- **Work task**
For this exercise, write out each entry below exactly as it reads.

(Record excerpts)

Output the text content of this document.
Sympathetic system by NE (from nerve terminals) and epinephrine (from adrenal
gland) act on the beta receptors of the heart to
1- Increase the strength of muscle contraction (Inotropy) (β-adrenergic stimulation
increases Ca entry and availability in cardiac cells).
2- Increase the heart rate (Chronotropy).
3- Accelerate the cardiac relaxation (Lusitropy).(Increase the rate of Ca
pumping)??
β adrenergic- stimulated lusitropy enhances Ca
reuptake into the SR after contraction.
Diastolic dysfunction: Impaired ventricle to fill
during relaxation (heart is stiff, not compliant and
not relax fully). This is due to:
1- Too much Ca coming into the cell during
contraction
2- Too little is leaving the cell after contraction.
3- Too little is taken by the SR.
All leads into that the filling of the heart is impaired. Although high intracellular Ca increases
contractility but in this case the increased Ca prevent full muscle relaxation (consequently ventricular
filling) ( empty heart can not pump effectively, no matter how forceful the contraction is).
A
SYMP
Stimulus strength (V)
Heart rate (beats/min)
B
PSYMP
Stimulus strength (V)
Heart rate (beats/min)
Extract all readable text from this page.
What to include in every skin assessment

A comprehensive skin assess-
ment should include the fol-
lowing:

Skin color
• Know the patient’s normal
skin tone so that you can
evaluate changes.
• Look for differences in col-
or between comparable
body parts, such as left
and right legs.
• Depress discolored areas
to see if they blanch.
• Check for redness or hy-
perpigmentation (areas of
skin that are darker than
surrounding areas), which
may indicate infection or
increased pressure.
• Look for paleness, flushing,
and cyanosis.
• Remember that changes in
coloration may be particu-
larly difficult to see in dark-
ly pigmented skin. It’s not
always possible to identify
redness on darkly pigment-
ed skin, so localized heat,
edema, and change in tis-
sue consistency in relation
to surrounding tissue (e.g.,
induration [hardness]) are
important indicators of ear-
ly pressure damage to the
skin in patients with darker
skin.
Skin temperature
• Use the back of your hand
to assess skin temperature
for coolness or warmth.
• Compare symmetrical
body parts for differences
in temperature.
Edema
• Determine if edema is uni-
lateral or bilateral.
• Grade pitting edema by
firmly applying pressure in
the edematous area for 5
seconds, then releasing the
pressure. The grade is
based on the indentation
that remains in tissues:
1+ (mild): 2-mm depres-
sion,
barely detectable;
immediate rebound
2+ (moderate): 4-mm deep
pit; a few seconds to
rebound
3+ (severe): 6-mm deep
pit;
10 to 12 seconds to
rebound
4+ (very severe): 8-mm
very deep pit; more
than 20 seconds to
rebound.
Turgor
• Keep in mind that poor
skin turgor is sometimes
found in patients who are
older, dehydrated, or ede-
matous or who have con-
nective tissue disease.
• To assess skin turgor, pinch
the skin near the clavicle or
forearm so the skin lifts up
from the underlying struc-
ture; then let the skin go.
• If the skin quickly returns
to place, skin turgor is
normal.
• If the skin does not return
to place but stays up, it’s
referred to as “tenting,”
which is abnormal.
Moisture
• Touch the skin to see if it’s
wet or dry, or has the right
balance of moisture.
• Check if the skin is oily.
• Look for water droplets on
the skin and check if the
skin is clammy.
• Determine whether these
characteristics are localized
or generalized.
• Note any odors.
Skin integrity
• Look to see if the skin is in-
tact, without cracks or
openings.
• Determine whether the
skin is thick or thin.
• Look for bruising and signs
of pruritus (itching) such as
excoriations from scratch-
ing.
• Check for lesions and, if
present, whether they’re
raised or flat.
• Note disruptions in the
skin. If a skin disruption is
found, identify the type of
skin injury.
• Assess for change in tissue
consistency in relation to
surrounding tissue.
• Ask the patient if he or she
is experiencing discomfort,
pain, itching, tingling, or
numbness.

(End Record excerpts)

- **Task response**
Output the text content of this document.
Sympathetic system by NE (from nerve terminals) and epinephrine (from adrenal
gland) act on the beta receptors of the heart to
1- Increase the strength of muscle contraction (Inotropy) (β-adrenergic stimulation
increases Ca entry and availability in cardiac cells).
2- Increase the heart rate (Chronotropy).
3- Accelerate the cardiac relaxation (Lusitropy).(Increase the rate of Ca
pumping)??
β adrenergic- stimulated lusitropy enhances Ca
reuptake into the SR after contraction.
Diastolic dysfunction: Impaired ventricle to fill
during relaxation (heart is stiff, not compliant and
not relax fully). This is due to:
1- Too much Ca coming into the cell during
contraction
2- Too little is leaving the cell after contraction.
3- Too little is taken by the SR.
All leads into that the filling of the heart is impaired. Although high intracellular Ca increases
contractility but in this case the increased Ca prevent full muscle relaxation (consequently ventricular
filling) ( empty heart can not pump effectively, no matter how forceful the contraction is).
A
SYMP
Stimulus strength (V)
Heart rate (beats/min)
B
PSYMP
Stimulus strength (V)
Heart rate (beats/min)
Extract all readable text from this page.
What to include in every skin assessment

A comprehensive skin assess-
ment should include the fol-
lowing:

Skin color
• Know the patient’s normal
skin tone so that you can
evaluate changes.
• Look for differences in col-
or between comparable
body parts, such as left
and right legs.
• Depress discolored areas
to see if they blanch.
• Check for redness or hy-
perpigmentation (areas of
skin that are darker than
surrounding areas), which
may indicate infection or
increased pressure.
• Look for paleness, flushing,
and cyanosis.
• Remember that changes in
coloration may be particu-
larly difficult to see in dark-
ly pigmented skin. It’s not
always possible to identify
redness on darkly pigment-
ed skin, so localized heat,
edema, and change in tis-
sue consistency in relation
to surrounding tissue (e.g.,
induration [hardness]) are
important indicators of ear-
ly pressure damage to the
skin in patients with darker
skin.
Skin temperature
• Use the back of your hand
to assess skin temperature
for coolness or warmth.
• Compare symmetrical
body parts for differences
in temperature.
Edema
• Determine if edema is uni-
lateral or bilateral.
• Grade pitting edema by
firmly applying pressure in
the edematous area for 5
seconds, then releasing the
pressure. The grade is
based on the indentation
that remains in tissues:
1+ (mild): 2-mm depres-
sion,
barely detectable;
immediate rebound
2+ (moderate): 4-mm deep
pit; a few seconds to
rebound
3+ (severe): 6-mm deep
pit;
10 to 12 seconds to
rebound
4+ (very severe): 8-mm
very deep pit; more
than 20 seconds to
rebound.
Turgor
• Keep in mind that poor
skin turgor is sometimes
found in patients who are
older, dehydrated, or ede-
matous or who have con-
nective tissue disease.
• To assess skin turgor, pinch
the skin near the clavicle or
forearm so the skin lifts up
from the underlying struc-
ture; then let the skin go.
• If the skin quickly returns
to place, skin turgor is
normal.
• If the skin does not return
to place but stays up, it’s
referred to as “tenting,”
which is abnormal.
Moisture
• Touch the skin to see if it’s
wet or dry, or has the right
balance of moisture.
• Check if the skin is oily.
• Look for water droplets on
the skin and check if the
skin is clammy.
• Determine whether these
characteristics are localized
or generalized.
• Note any odors.
Skin integrity
• Look to see if the skin is in-
tact, without cracks or
openings.
• Determine whether the
skin is thick or thin.
• Look for bruising and signs
of pruritus (itching) such as
excoriations from scratch-
ing.
• Check for lesions and, if
present, whether they’re
raised or flat.
• Note disruptions in the
skin. If a skin disruption is
found, identify the type of
skin injury.
• Assess for change in tissue
consistency in relation to
surrounding tissue.
• Ask the patient if he or she
is experiencing discomfort,
pain, itching, tingling, or
numbness.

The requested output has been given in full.